(Figure data in JSON)
---+---

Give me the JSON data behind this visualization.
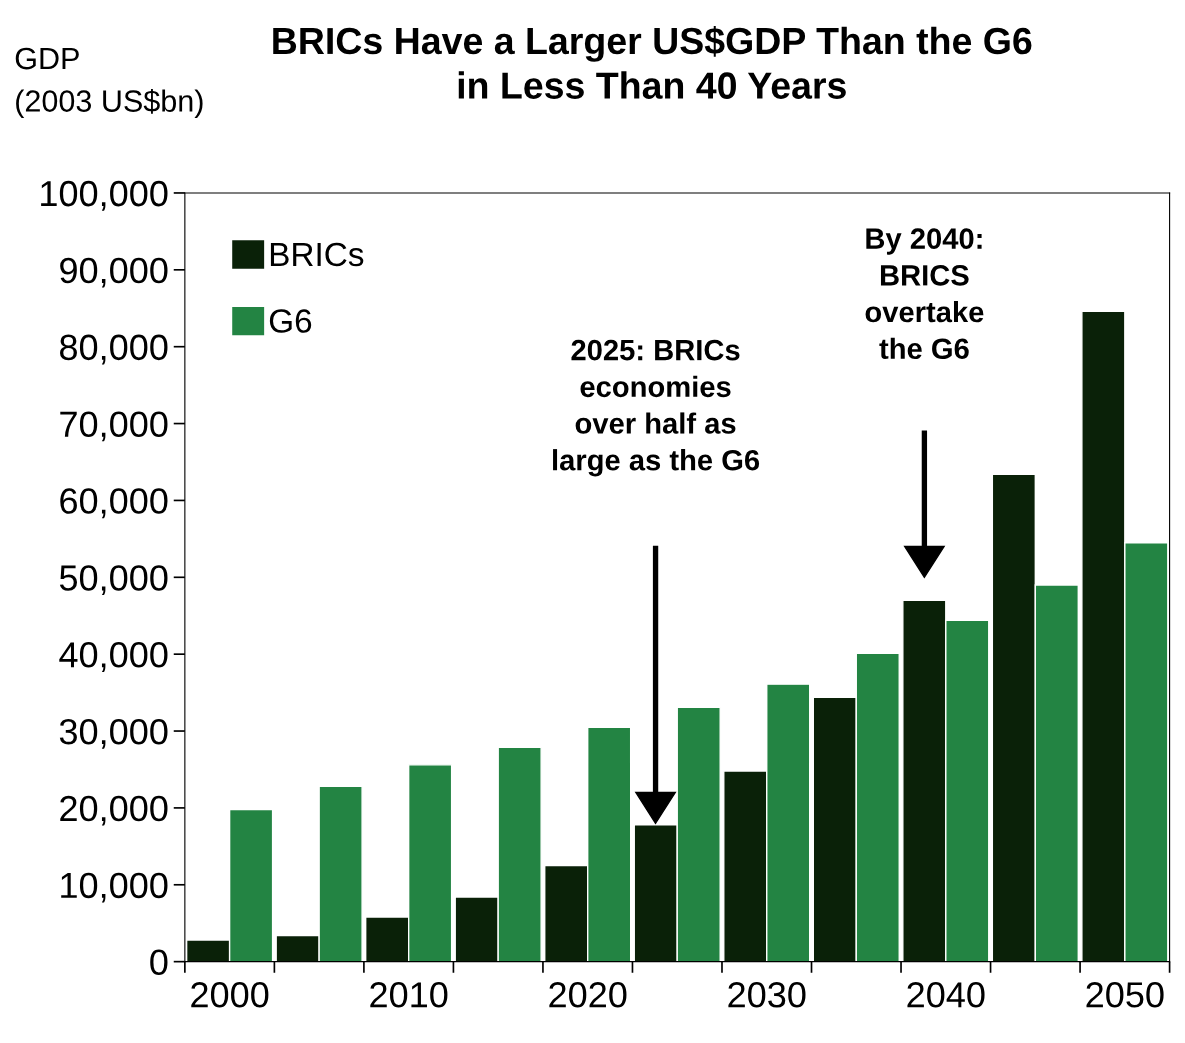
{
  "chart_data": {
    "type": "bar",
    "title": "BRICs Have a Larger US$GDP Than the G6\nin Less Than 40 Years",
    "ylabel": "GDP\n(2003 US$bn)",
    "categories": [
      "2000",
      null,
      "2010",
      null,
      "2020",
      null,
      "2030",
      null,
      "2040",
      null,
      "2050"
    ],
    "series": [
      {
        "name": "BRICs",
        "color": "#0a2108",
        "values": [
          2800,
          3400,
          5800,
          8400,
          12500,
          17800,
          24800,
          34400,
          47000,
          63400,
          84600
        ]
      },
      {
        "name": "G6",
        "color": "#238443",
        "values": [
          19800,
          22800,
          25600,
          27900,
          30500,
          33100,
          36100,
          40100,
          44400,
          49000,
          54500
        ]
      }
    ],
    "ylim": [
      0,
      100000
    ],
    "yticks": [
      {
        "value": 0,
        "label": "0"
      },
      {
        "value": 10000,
        "label": "10,000"
      },
      {
        "value": 20000,
        "label": "20,000"
      },
      {
        "value": 30000,
        "label": "30,000"
      },
      {
        "value": 40000,
        "label": "40,000"
      },
      {
        "value": 50000,
        "label": "50,000"
      },
      {
        "value": 60000,
        "label": "60,000"
      },
      {
        "value": 70000,
        "label": "70,000"
      },
      {
        "value": 80000,
        "label": "80,000"
      },
      {
        "value": 90000,
        "label": "90,000"
      },
      {
        "value": 100000,
        "label": "100,000"
      }
    ],
    "annotations": [
      "2025: BRICs\neconomies\nover half as\nlarge as the G6",
      "By 2040:\nBRICS\novertake\nthe G6"
    ],
    "legend": "top left",
    "grid": false
  }
}
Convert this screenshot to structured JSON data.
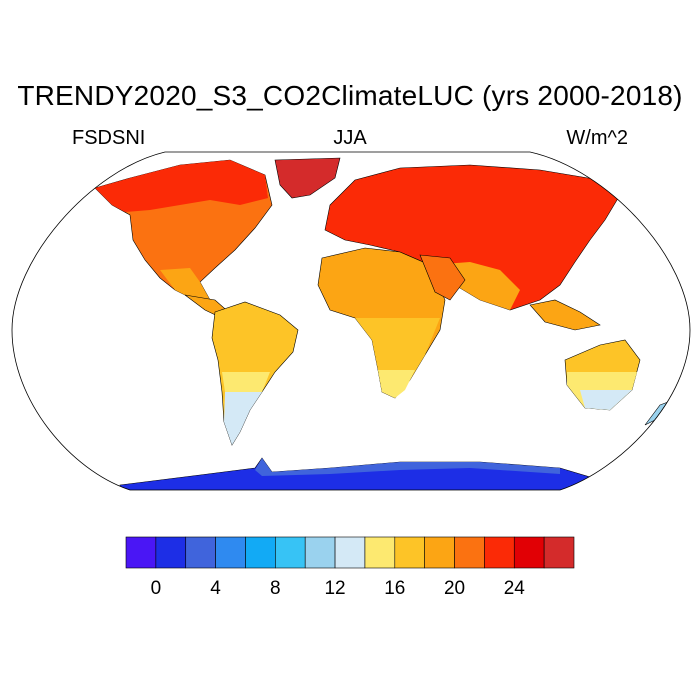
{
  "title": "TRENDY2020_S3_CO2ClimateLUC (yrs 2000-2018)",
  "subtitle_left": "FSDSNI",
  "subtitle_center": "JJA",
  "subtitle_right": "W/m^2",
  "colorbar": {
    "colors": [
      "#4a16f5",
      "#1d2ee6",
      "#4064dc",
      "#2f8af0",
      "#12aaf5",
      "#37c3f5",
      "#9ad2ee",
      "#d4e9f6",
      "#fde970",
      "#fdc427",
      "#fca514",
      "#fb7211",
      "#fb2a06",
      "#e10005",
      "#d42b2b"
    ],
    "ticks": [
      "0",
      "4",
      "8",
      "12",
      "16",
      "20",
      "24"
    ],
    "tick_boundaries": [
      1,
      3,
      5,
      7,
      9,
      11,
      13
    ]
  }
}
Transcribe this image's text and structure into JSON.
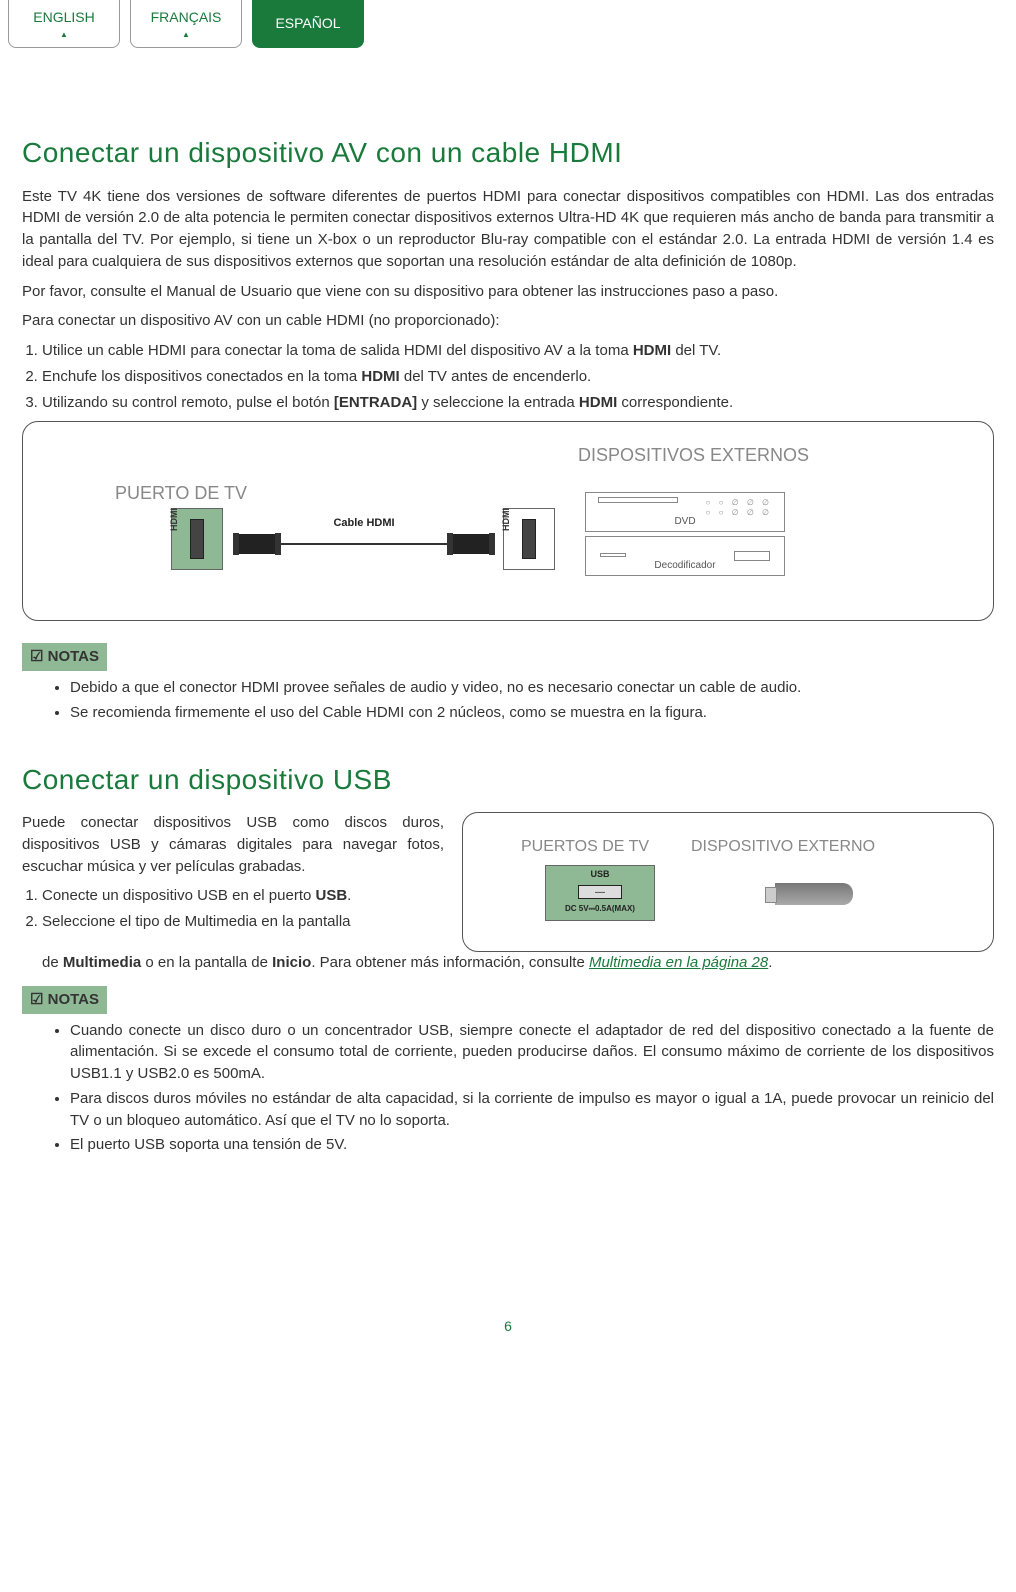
{
  "tabs": {
    "english": "ENGLISH",
    "francais": "FRANÇAIS",
    "espanol": "ESPAÑOL"
  },
  "hdmi": {
    "title": "Conectar un dispositivo AV con un cable HDMI",
    "p1": "Este TV 4K tiene dos versiones de software diferentes de puertos HDMI para conectar dispositivos compatibles con HDMI. Las dos entradas HDMI de versión 2.0 de alta potencia le permiten conectar dispositivos externos Ultra-HD 4K que requieren más ancho de banda para transmitir a la pantalla del TV. Por ejemplo, si tiene un X-box o un reproductor Blu-ray compatible con el estándar 2.0. La entrada HDMI de versión 1.4 es ideal para cualquiera de sus dispositivos externos que soportan una resolución estándar de alta definición de 1080p.",
    "p2": "Por favor, consulte el Manual de Usuario que viene con su dispositivo para obtener las instrucciones paso a paso.",
    "p3": "Para conectar un dispositivo AV con un cable HDMI (no proporcionado):",
    "li1a": "Utilice un cable HDMI para conectar la toma de salida HDMI del dispositivo AV a la toma ",
    "li1b": "HDMI",
    "li1c": " del TV.",
    "li2a": "Enchufe los dispositivos conectados en la toma ",
    "li2b": "HDMI",
    "li2c": " del TV antes de encenderlo.",
    "li3a": "Utilizando su control remoto, pulse el botón ",
    "li3b": "[ENTRADA]",
    "li3c": " y seleccione la entrada ",
    "li3d": "HDMI",
    "li3e": " correspondiente.",
    "diag": {
      "puerto": "PUERTO DE TV",
      "disp": "DISPOSITIVOS EXTERNOS",
      "cable": "Cable HDMI",
      "hdmi": "HDMI",
      "dvd": "DVD",
      "deco": "Decodificador"
    },
    "notas": "NOTAS",
    "n1": "Debido a que el conector HDMI provee señales de audio y video, no es necesario conectar un cable de audio.",
    "n2": "Se recomienda firmemente el uso del Cable HDMI con 2 núcleos, como se muestra en la figura."
  },
  "usb": {
    "title": "Conectar un dispositivo USB",
    "p1": "Puede conectar dispositivos USB como discos duros, dispositivos USB y cámaras digitales para navegar fotos, escuchar música y ver películas grabadas.",
    "li1a": "Conecte un dispositivo USB en el puerto ",
    "li1b": "USB",
    "li1c": ".",
    "li2": "Seleccione el tipo de Multimedia en la pantalla",
    "li2c_a": "de ",
    "li2c_b": "Multimedia",
    "li2c_c": " o en la pantalla de ",
    "li2c_d": "Inicio",
    "li2c_e": ". Para obtener más información, consulte ",
    "li2c_link": "Multimedia en la página 28",
    "li2c_f": ".",
    "diag": {
      "puertos": "PUERTOS DE TV",
      "ext": "DISPOSITIVO EXTERNO",
      "usb": "USB",
      "dc": "DC 5V⎓0.5A(MAX)"
    },
    "notas": "NOTAS",
    "n1": "Cuando conecte un disco duro o un concentrador USB, siempre conecte el adaptador de red del dispositivo conectado a la fuente de alimentación. Si se excede el consumo total de corriente, pueden producirse daños. El consumo máximo de corriente de los dispositivos USB1.1 y USB2.0 es 500mA.",
    "n2": "Para discos duros móviles no estándar de alta capacidad, si la corriente de impulso es mayor o igual a 1A, puede provocar un reinicio del TV o un bloqueo automático. Así que el TV no lo soporta.",
    "n3": "El puerto USB soporta una tensión de 5V."
  },
  "page": "6",
  "colors": {
    "green": "#1a7a3c",
    "port": "#8fb895",
    "grey": "#888888"
  }
}
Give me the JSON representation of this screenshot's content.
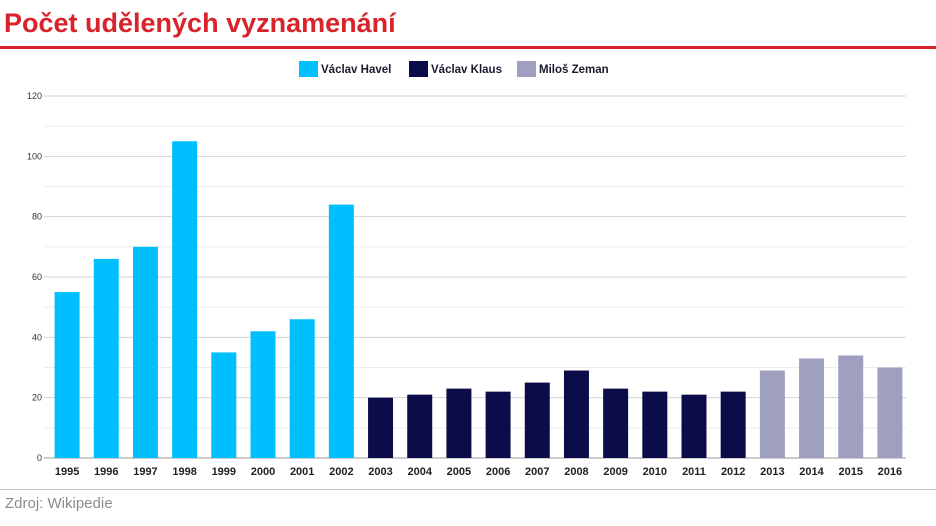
{
  "title": "Počet udělených vyznamenání",
  "source": "Zdroj: Wikipedie",
  "chart_data": {
    "type": "bar",
    "title": "Počet udělených vyznamenání",
    "xlabel": "",
    "ylabel": "",
    "ylim": [
      0,
      120
    ],
    "yticks": [
      0,
      20,
      40,
      60,
      80,
      100,
      120
    ],
    "grid": true,
    "legend_position": "top-center",
    "categories": [
      "1995",
      "1996",
      "1997",
      "1998",
      "1999",
      "2000",
      "2001",
      "2002",
      "2003",
      "2004",
      "2005",
      "2006",
      "2007",
      "2008",
      "2009",
      "2010",
      "2011",
      "2012",
      "2013",
      "2014",
      "2015",
      "2016"
    ],
    "series": [
      {
        "name": "Václav Havel",
        "color": "#00bfff",
        "values": [
          55,
          66,
          70,
          105,
          35,
          42,
          46,
          84,
          null,
          null,
          null,
          null,
          null,
          null,
          null,
          null,
          null,
          null,
          null,
          null,
          null,
          null
        ]
      },
      {
        "name": "Václav Klaus",
        "color": "#0c0c4a",
        "values": [
          null,
          null,
          null,
          null,
          null,
          null,
          null,
          null,
          20,
          21,
          23,
          22,
          25,
          29,
          23,
          22,
          21,
          22,
          null,
          null,
          null,
          null
        ]
      },
      {
        "name": "Miloš Zeman",
        "color": "#9fa0c0",
        "values": [
          null,
          null,
          null,
          null,
          null,
          null,
          null,
          null,
          null,
          null,
          null,
          null,
          null,
          null,
          null,
          null,
          null,
          null,
          29,
          33,
          34,
          30
        ]
      }
    ]
  }
}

---+---

● INSTRUCTIONS FOR THE TASK: Identify the lines of the entries containing the string "como". Copy each such line.

● OUTPUT OF THE EXERCISE:
    "n2": "Se recomienda firmemente el uso del Cable HDMI con 2 núcleos, como se muestra en la figura."
    "p1": "Puede conectar dispositivos USB como discos duros, dispositivos USB y cámaras digitales para navegar fotos, escuchar música y ver películas grabadas.",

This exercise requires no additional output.